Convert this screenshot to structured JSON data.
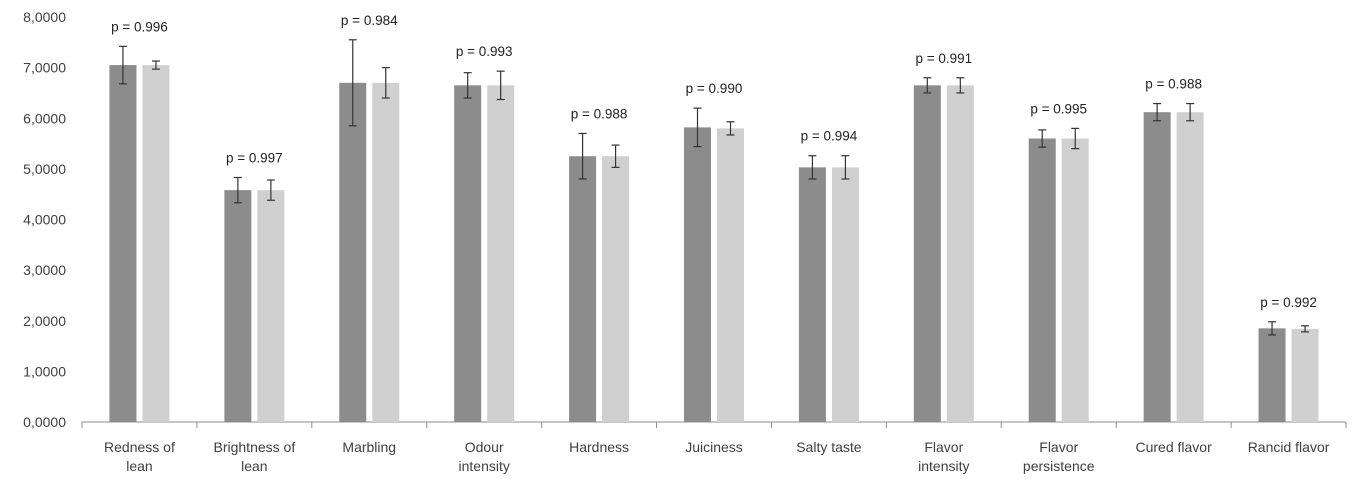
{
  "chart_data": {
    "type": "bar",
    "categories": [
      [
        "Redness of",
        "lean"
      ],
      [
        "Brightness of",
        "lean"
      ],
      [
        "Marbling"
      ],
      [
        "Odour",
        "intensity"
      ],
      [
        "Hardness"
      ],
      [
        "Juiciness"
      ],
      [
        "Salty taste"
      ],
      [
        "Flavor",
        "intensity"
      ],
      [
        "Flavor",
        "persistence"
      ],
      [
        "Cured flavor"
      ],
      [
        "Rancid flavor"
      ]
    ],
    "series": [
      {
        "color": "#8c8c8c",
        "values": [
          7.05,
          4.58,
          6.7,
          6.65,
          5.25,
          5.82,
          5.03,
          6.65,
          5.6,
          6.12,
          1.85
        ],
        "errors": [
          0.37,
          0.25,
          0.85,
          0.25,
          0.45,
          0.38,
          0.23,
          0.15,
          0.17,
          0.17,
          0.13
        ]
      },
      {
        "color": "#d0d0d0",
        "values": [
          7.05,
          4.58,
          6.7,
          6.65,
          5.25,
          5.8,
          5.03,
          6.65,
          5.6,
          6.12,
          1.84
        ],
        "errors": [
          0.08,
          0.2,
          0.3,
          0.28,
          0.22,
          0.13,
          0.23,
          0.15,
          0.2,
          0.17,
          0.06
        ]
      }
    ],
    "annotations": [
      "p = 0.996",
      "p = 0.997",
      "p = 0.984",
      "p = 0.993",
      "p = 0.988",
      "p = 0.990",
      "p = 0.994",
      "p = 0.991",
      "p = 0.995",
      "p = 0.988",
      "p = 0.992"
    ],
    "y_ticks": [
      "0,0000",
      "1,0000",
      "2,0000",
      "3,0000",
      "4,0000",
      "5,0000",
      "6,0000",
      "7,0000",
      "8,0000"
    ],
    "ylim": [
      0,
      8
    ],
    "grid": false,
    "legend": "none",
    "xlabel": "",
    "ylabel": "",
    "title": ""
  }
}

| CHALLENGE |
Print all of the records shown above exactly, leaving out each picture.

| OUTPUT BELOW |
Convert this screenshot to structured JSON data.
{
  "chart_data": {
    "type": "bar",
    "categories": [
      [
        "Redness of",
        "lean"
      ],
      [
        "Brightness of",
        "lean"
      ],
      [
        "Marbling"
      ],
      [
        "Odour",
        "intensity"
      ],
      [
        "Hardness"
      ],
      [
        "Juiciness"
      ],
      [
        "Salty taste"
      ],
      [
        "Flavor",
        "intensity"
      ],
      [
        "Flavor",
        "persistence"
      ],
      [
        "Cured flavor"
      ],
      [
        "Rancid flavor"
      ]
    ],
    "series": [
      {
        "color": "#8c8c8c",
        "values": [
          7.05,
          4.58,
          6.7,
          6.65,
          5.25,
          5.82,
          5.03,
          6.65,
          5.6,
          6.12,
          1.85
        ],
        "errors": [
          0.37,
          0.25,
          0.85,
          0.25,
          0.45,
          0.38,
          0.23,
          0.15,
          0.17,
          0.17,
          0.13
        ]
      },
      {
        "color": "#d0d0d0",
        "values": [
          7.05,
          4.58,
          6.7,
          6.65,
          5.25,
          5.8,
          5.03,
          6.65,
          5.6,
          6.12,
          1.84
        ],
        "errors": [
          0.08,
          0.2,
          0.3,
          0.28,
          0.22,
          0.13,
          0.23,
          0.15,
          0.2,
          0.17,
          0.06
        ]
      }
    ],
    "annotations": [
      "p = 0.996",
      "p = 0.997",
      "p = 0.984",
      "p = 0.993",
      "p = 0.988",
      "p = 0.990",
      "p = 0.994",
      "p = 0.991",
      "p = 0.995",
      "p = 0.988",
      "p = 0.992"
    ],
    "y_ticks": [
      "0,0000",
      "1,0000",
      "2,0000",
      "3,0000",
      "4,0000",
      "5,0000",
      "6,0000",
      "7,0000",
      "8,0000"
    ],
    "ylim": [
      0,
      8
    ],
    "grid": false,
    "legend": "none",
    "xlabel": "",
    "ylabel": "",
    "title": ""
  }
}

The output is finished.